## Your task
Copy every line that contains the string "templates" from the entries below.

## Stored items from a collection
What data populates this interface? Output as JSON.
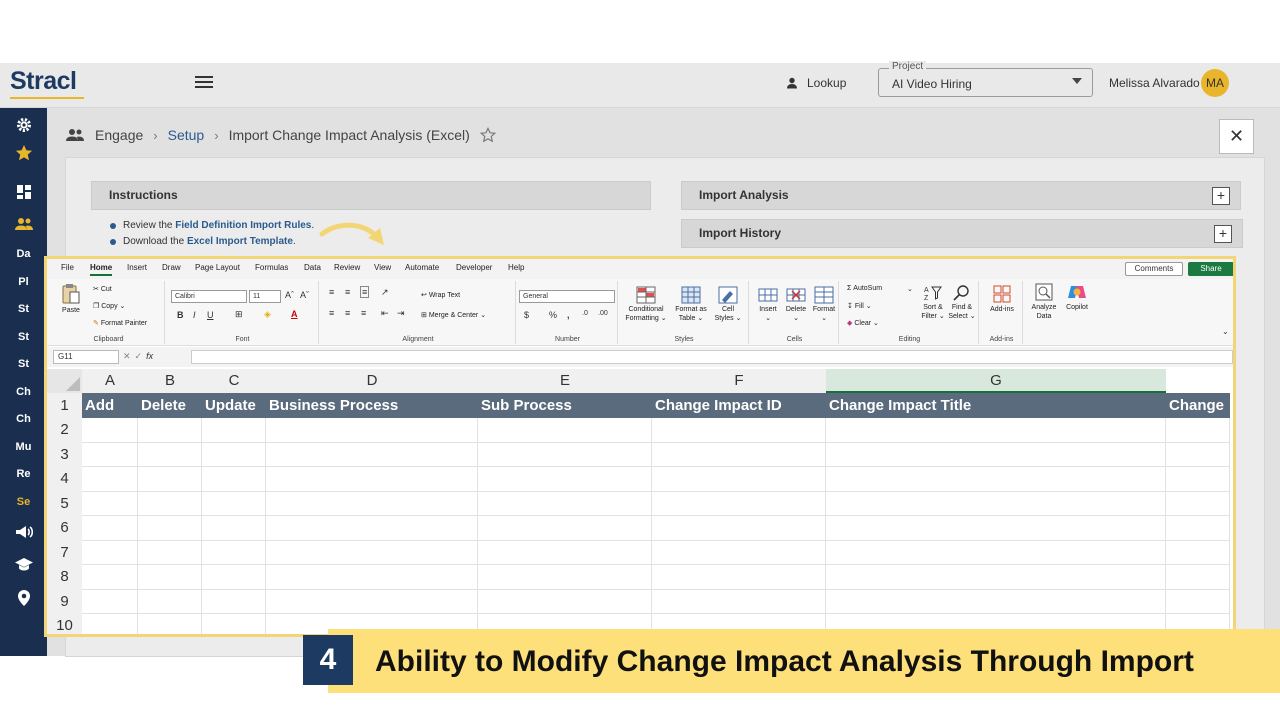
{
  "app": {
    "logo": "Stracl",
    "lookup_label": "Lookup",
    "project_legend": "Project",
    "project_value": "AI Video Hiring",
    "user_name": "Melissa Alvarado",
    "user_initials": "MA"
  },
  "sidebar": {
    "items": [
      {
        "icon": "gear-icon"
      },
      {
        "icon": "star-icon"
      },
      {
        "icon": "dashboard-icon"
      },
      {
        "icon": "people-icon",
        "active": true
      },
      {
        "label": "Da"
      },
      {
        "label": "Pl"
      },
      {
        "label": "St"
      },
      {
        "label": "St"
      },
      {
        "label": "St"
      },
      {
        "label": "Ch"
      },
      {
        "label": "Ch"
      },
      {
        "label": "Mu"
      },
      {
        "label": "Re"
      },
      {
        "label": "Se",
        "active": true
      },
      {
        "icon": "megaphone-icon"
      },
      {
        "icon": "graduation-cap-icon"
      },
      {
        "icon": "location-pin-icon"
      }
    ]
  },
  "breadcrumb": {
    "root": "Engage",
    "parent": "Setup",
    "current": "Import Change Impact Analysis (Excel)"
  },
  "panels": {
    "instructions": "Instructions",
    "import_analysis": "Import Analysis",
    "import_history": "Import History"
  },
  "instructions": {
    "line1_prefix": "Review the ",
    "line1_link": "Field Definition Import Rules",
    "line1_suffix": ".",
    "line2_prefix": "Download the ",
    "line2_link": "Excel Import Template",
    "line2_suffix": "."
  },
  "excel": {
    "tabs": [
      "File",
      "Home",
      "Insert",
      "Draw",
      "Page Layout",
      "Formulas",
      "Data",
      "Review",
      "View",
      "Automate",
      "Developer",
      "Help"
    ],
    "active_tab": "Home",
    "comments": "Comments",
    "share": "Share",
    "groups": {
      "clipboard": "Clipboard",
      "font": "Font",
      "alignment": "Alignment",
      "number": "Number",
      "styles": "Styles",
      "cells": "Cells",
      "editing": "Editing",
      "addins": "Add-ins"
    },
    "buttons": {
      "paste": "Paste",
      "cut": "Cut",
      "copy": "Copy",
      "format_painter": "Format Painter",
      "font_name": "Calibri",
      "font_size": "11",
      "wrap_text": "Wrap Text",
      "merge_center": "Merge & Center",
      "number_format": "General",
      "conditional_formatting_1": "Conditional",
      "conditional_formatting_2": "Formatting",
      "format_as_table_1": "Format as",
      "format_as_table_2": "Table",
      "cell_styles_1": "Cell",
      "cell_styles_2": "Styles",
      "insert": "Insert",
      "delete": "Delete",
      "format": "Format",
      "autosum": "AutoSum",
      "fill": "Fill",
      "clear": "Clear",
      "sort_filter_1": "Sort &",
      "sort_filter_2": "Filter",
      "find_select_1": "Find &",
      "find_select_2": "Select",
      "addins": "Add-ins",
      "analyze_data_1": "Analyze",
      "analyze_data_2": "Data",
      "copilot": "Copilot"
    },
    "name_box": "G11",
    "columns": [
      "A",
      "B",
      "C",
      "D",
      "E",
      "F",
      "G"
    ],
    "selected_column": "G",
    "header_row": [
      "Add",
      "Delete",
      "Update",
      "Business Process",
      "Sub Process",
      "Change Impact ID",
      "Change Impact Title",
      "Change"
    ],
    "row_numbers": [
      "1",
      "2",
      "3",
      "4",
      "5",
      "6",
      "7",
      "8",
      "9",
      "10"
    ]
  },
  "caption": {
    "number": "4",
    "text": "Ability to Modify Change Impact Analysis Through Import"
  },
  "colors": {
    "navy": "#1a2f4f",
    "gold": "#e8b52b",
    "caption_bg": "#fde07a",
    "excel_header": "#5a6b7d",
    "excel_green": "#1a7a41"
  }
}
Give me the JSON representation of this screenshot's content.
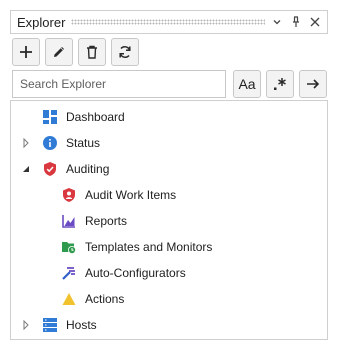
{
  "panel": {
    "title": "Explorer"
  },
  "search": {
    "placeholder": "Search Explorer"
  },
  "options": {
    "match_case_label": "Aa"
  },
  "tree": {
    "dashboard": "Dashboard",
    "status": "Status",
    "auditing": "Auditing",
    "audit_work_items": "Audit Work Items",
    "reports": "Reports",
    "templates": "Templates and Monitors",
    "auto_configurators": "Auto-Configurators",
    "actions": "Actions",
    "hosts": "Hosts"
  },
  "icons": {
    "dashboard": "dashboard-icon",
    "status": "info-icon",
    "auditing": "shield-check-icon",
    "audit_work_items": "shield-user-icon",
    "reports": "chart-icon",
    "templates": "folder-clock-icon",
    "auto_configurators": "wand-icon",
    "actions": "warning-icon",
    "hosts": "server-icon"
  },
  "colors": {
    "blue": "#2f7bd6",
    "red": "#d9383f",
    "purple": "#6a4bc3",
    "green": "#2e9a4d",
    "yellow": "#f2c12e"
  }
}
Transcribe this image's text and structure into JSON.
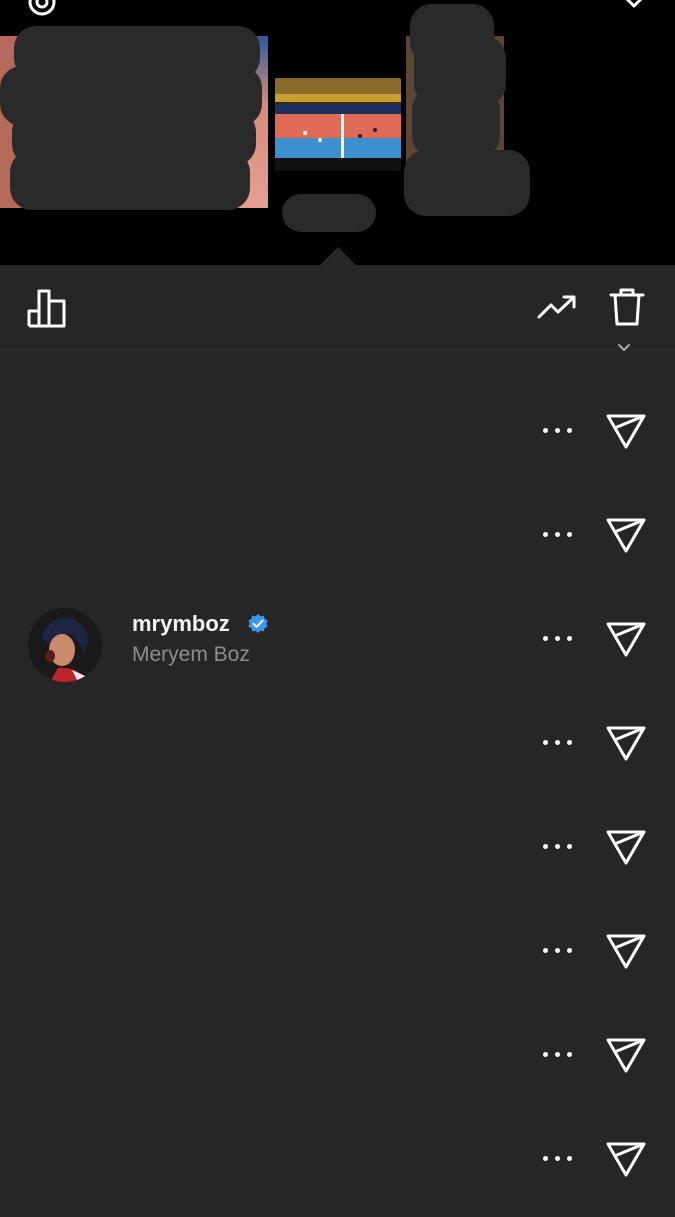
{
  "viewers": [
    {
      "username": "",
      "full_name": ""
    },
    {
      "username": "",
      "full_name": ""
    },
    {
      "username": "mrymboz",
      "full_name": "Meryem Boz",
      "verified": true
    },
    {
      "username": "",
      "full_name": ""
    },
    {
      "username": "",
      "full_name": ""
    },
    {
      "username": "",
      "full_name": ""
    },
    {
      "username": "",
      "full_name": ""
    },
    {
      "username": "",
      "full_name": ""
    }
  ],
  "icons": {
    "settings": "gear-icon",
    "close": "close-icon",
    "insights": "bar-chart-icon",
    "boost": "trending-up-icon",
    "delete": "trash-icon",
    "more": "more-horizontal-icon",
    "send": "send-icon",
    "verified": "verified-badge-icon"
  },
  "colors": {
    "background": "#262626",
    "header": "#000000",
    "secondary_text": "#8e8e8e",
    "verified": "#3897f0"
  }
}
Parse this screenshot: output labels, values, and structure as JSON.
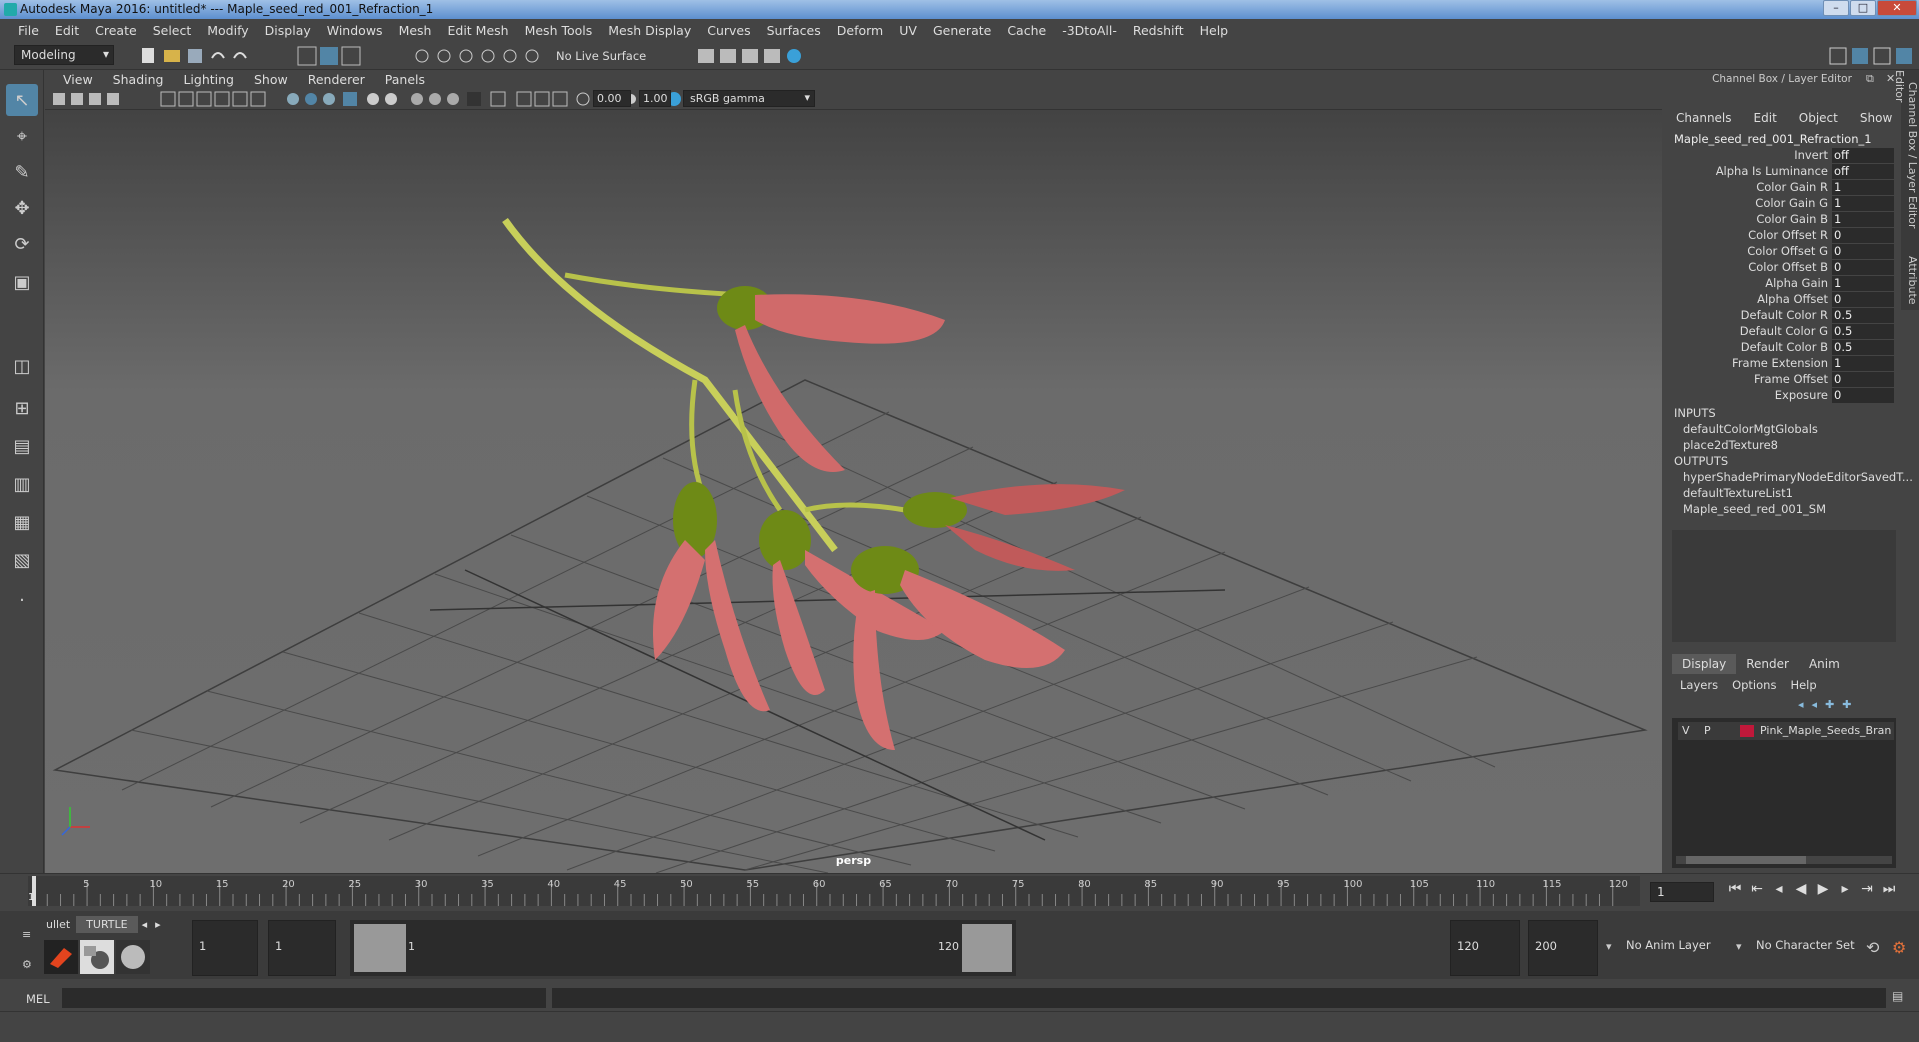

## Output of the task
    "templates": "Templates and Monitors",
    "templates": "folder-clock-icon",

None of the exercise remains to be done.